_Problem to solve_: Using the material that follows, identify and copy each line with the string "this".

_Data to use_:

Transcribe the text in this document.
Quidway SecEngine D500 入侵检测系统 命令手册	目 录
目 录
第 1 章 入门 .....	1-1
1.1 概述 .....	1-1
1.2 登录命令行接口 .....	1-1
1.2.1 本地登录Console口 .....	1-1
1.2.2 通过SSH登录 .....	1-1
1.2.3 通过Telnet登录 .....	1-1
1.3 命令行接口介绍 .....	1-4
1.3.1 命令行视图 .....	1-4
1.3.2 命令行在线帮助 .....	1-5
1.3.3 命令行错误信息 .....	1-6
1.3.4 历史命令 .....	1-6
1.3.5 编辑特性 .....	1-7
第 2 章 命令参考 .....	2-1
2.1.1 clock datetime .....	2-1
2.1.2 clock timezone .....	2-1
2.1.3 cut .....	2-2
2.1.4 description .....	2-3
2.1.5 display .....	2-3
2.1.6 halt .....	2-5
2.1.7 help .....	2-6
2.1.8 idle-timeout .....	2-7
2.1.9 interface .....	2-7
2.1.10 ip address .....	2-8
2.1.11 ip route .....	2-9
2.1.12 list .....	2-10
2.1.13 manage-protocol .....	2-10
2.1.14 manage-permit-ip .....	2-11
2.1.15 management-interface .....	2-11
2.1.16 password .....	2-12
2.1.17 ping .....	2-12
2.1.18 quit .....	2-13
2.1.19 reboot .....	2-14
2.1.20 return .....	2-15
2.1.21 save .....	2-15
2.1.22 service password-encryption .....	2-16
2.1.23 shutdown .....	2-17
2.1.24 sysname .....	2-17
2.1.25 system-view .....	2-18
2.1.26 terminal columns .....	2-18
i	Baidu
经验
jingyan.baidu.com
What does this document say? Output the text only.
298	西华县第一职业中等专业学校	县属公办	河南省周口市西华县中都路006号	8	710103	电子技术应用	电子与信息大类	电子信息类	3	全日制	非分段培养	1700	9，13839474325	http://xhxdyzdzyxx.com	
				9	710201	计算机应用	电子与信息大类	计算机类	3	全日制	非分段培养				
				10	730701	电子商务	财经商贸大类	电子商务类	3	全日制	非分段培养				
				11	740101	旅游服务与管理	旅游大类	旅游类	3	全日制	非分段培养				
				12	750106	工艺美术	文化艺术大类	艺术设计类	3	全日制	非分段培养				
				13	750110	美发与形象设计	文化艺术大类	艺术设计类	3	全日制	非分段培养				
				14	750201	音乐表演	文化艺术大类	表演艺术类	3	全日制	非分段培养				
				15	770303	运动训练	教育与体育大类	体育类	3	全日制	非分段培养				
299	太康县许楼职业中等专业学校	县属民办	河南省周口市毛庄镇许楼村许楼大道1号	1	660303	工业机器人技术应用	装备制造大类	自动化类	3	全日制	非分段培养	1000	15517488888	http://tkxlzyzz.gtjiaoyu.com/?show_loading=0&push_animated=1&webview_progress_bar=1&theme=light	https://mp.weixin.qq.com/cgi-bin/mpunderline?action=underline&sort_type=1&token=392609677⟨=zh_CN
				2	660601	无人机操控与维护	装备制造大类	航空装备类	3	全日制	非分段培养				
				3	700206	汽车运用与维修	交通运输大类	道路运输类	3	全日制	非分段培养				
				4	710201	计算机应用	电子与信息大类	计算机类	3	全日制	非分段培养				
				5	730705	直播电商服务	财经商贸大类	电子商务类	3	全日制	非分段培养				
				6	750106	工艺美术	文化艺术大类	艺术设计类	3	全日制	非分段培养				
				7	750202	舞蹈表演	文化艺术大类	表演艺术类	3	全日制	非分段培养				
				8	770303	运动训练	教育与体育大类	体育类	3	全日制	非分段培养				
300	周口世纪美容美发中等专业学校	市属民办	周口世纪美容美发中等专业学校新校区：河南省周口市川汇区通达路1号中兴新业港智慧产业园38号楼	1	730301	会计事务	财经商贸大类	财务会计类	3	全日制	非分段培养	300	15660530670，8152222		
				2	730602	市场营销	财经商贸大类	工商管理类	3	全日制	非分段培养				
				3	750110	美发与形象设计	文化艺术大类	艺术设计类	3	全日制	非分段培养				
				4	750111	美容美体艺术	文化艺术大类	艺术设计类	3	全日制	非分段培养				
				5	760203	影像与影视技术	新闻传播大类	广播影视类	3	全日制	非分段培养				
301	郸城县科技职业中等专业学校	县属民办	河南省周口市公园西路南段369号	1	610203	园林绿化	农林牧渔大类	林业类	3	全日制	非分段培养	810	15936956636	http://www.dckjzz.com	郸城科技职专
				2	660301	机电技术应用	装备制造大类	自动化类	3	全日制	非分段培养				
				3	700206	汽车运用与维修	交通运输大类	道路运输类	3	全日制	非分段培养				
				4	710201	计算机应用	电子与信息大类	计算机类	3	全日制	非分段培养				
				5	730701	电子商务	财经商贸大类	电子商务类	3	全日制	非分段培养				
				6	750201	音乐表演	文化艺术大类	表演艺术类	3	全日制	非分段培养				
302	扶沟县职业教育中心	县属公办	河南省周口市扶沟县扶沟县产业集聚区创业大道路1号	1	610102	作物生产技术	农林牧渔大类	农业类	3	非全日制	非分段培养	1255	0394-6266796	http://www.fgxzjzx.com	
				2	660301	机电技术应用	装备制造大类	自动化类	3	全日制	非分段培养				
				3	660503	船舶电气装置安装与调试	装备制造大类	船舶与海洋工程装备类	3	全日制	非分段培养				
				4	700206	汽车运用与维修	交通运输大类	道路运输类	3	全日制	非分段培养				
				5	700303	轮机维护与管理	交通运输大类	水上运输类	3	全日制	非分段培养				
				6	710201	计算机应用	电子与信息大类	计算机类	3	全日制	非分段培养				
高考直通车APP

_Written solution_:
Transcribe the text in this document.
What does this document say? Output the text only.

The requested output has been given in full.